● Stated task:
Find each line containing the string "Thinking" and return it.

● Dataset records:
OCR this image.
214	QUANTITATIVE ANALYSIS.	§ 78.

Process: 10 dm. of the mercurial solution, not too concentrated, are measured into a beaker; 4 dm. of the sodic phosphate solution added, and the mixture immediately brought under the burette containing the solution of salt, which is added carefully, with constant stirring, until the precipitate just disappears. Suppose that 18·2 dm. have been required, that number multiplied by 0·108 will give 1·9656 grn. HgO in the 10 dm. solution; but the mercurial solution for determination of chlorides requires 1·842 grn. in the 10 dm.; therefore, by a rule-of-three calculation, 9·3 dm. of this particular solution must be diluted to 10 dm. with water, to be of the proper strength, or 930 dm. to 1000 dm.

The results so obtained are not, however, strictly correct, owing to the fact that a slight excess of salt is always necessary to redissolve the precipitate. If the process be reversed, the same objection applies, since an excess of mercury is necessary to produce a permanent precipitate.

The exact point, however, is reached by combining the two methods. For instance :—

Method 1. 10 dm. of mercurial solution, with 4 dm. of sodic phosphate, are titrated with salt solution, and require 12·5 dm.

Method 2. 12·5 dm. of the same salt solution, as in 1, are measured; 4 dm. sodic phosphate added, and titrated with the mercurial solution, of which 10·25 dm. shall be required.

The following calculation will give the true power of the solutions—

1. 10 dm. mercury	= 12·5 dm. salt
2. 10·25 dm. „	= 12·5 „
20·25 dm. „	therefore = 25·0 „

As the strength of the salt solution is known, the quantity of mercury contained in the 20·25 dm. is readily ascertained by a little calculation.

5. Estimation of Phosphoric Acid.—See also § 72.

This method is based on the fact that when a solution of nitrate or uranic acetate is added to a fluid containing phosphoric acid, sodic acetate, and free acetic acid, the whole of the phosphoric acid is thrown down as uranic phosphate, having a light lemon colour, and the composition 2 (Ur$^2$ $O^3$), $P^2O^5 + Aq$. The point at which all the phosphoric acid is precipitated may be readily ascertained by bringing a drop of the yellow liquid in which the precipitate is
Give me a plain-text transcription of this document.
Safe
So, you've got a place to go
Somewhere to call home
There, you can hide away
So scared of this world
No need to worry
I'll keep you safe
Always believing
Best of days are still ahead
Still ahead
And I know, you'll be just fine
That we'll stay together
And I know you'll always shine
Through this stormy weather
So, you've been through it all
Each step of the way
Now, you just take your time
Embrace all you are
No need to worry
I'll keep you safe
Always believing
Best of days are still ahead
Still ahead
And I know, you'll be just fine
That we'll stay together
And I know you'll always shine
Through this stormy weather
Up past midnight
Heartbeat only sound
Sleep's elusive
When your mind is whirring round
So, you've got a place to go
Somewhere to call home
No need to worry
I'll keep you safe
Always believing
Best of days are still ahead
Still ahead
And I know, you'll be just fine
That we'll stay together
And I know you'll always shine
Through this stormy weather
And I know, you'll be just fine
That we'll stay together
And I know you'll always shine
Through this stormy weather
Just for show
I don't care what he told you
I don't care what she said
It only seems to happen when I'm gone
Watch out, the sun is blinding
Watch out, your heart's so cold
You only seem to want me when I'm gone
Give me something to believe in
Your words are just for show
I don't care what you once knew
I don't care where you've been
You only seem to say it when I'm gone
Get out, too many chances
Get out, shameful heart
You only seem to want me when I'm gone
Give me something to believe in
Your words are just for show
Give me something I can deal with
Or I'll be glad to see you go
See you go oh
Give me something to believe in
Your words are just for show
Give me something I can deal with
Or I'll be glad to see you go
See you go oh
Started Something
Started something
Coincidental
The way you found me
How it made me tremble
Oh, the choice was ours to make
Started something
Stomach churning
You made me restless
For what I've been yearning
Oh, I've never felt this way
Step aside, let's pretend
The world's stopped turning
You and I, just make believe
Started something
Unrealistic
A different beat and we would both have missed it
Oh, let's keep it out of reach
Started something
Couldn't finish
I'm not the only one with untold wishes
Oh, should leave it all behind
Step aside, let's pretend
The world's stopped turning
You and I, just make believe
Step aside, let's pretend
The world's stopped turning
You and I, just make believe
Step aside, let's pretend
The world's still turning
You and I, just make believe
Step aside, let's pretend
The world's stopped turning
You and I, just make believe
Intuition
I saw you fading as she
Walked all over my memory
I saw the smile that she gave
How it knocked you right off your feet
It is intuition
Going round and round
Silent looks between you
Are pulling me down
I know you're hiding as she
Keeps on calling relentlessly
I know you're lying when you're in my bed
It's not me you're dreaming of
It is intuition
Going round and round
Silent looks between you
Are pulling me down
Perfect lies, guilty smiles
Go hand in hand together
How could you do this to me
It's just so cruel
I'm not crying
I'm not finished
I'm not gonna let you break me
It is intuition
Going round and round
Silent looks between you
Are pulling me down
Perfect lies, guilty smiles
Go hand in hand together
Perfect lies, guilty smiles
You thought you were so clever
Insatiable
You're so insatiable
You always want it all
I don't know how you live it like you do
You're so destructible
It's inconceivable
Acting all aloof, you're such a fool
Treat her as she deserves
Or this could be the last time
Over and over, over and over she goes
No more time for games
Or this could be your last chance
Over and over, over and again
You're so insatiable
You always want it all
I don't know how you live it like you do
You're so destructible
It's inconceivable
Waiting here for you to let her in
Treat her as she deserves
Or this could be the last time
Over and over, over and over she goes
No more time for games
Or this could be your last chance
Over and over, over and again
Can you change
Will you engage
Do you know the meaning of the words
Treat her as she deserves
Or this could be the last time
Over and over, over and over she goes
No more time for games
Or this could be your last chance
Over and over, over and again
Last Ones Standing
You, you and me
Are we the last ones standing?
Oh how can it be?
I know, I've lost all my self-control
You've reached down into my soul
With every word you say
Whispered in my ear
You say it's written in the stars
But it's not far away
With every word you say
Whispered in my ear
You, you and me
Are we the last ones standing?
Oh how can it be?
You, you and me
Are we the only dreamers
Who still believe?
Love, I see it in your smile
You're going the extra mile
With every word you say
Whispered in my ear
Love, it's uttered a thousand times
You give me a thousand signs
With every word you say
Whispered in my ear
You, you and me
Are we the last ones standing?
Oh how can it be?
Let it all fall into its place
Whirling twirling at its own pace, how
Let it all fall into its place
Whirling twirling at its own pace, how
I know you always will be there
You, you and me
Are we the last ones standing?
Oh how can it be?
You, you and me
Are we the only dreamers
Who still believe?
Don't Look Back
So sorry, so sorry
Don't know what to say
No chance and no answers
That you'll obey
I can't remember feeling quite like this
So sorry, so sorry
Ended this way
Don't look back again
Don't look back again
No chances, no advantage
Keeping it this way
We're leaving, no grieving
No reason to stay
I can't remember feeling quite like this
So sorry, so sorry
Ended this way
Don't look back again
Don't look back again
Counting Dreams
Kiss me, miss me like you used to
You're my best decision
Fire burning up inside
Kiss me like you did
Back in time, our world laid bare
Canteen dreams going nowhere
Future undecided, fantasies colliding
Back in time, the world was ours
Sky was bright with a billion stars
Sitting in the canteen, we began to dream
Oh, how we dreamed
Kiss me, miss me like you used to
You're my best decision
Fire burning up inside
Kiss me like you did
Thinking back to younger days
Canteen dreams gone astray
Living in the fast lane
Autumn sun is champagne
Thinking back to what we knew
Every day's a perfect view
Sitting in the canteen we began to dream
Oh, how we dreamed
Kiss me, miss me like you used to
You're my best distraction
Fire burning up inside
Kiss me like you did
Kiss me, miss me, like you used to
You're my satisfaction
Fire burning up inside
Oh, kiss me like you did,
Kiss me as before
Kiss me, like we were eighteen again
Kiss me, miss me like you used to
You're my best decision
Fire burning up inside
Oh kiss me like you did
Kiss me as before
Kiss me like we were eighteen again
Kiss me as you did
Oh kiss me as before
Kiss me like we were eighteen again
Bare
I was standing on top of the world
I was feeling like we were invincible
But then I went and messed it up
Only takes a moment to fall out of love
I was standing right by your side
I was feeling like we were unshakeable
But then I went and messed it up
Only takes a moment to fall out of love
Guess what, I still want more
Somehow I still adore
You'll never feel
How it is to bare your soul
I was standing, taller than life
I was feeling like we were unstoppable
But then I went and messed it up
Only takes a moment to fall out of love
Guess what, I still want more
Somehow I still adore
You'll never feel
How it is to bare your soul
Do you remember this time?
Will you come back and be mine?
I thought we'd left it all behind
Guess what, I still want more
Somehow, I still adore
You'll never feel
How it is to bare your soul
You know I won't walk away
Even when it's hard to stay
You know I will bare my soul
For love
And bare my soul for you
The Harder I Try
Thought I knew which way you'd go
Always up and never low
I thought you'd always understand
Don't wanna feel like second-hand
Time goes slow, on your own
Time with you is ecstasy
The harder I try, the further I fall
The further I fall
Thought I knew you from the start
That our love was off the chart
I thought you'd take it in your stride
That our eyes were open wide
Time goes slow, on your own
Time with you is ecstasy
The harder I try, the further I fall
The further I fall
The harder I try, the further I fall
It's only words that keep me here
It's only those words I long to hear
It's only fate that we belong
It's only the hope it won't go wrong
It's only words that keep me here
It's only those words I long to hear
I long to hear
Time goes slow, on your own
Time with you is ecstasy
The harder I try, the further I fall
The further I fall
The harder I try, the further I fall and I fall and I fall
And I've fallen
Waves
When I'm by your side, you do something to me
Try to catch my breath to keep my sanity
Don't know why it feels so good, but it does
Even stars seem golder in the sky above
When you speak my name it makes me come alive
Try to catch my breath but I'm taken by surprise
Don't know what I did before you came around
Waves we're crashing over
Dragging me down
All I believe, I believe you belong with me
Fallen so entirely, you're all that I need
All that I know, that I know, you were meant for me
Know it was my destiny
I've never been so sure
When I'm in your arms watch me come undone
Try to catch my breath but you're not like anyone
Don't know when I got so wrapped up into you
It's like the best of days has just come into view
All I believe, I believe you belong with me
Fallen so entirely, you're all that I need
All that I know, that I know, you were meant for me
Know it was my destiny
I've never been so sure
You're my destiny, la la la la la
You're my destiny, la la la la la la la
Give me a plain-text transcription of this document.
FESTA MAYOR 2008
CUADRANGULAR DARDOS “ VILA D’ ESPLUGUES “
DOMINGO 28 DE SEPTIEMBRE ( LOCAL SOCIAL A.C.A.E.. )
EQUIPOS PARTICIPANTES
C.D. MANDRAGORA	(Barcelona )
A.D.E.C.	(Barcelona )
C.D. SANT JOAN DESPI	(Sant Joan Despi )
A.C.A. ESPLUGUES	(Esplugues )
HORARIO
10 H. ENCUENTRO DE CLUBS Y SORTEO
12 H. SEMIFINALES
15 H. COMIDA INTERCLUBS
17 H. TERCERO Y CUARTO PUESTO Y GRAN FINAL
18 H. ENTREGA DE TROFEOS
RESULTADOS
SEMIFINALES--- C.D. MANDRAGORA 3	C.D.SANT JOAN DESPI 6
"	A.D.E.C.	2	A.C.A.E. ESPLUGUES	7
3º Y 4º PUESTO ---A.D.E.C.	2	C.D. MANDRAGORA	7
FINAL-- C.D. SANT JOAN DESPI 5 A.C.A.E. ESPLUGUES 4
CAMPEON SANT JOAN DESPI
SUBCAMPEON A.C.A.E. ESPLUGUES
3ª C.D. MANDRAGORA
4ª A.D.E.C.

● Final result:
Thinking back to younger days
Thinking back to what we knew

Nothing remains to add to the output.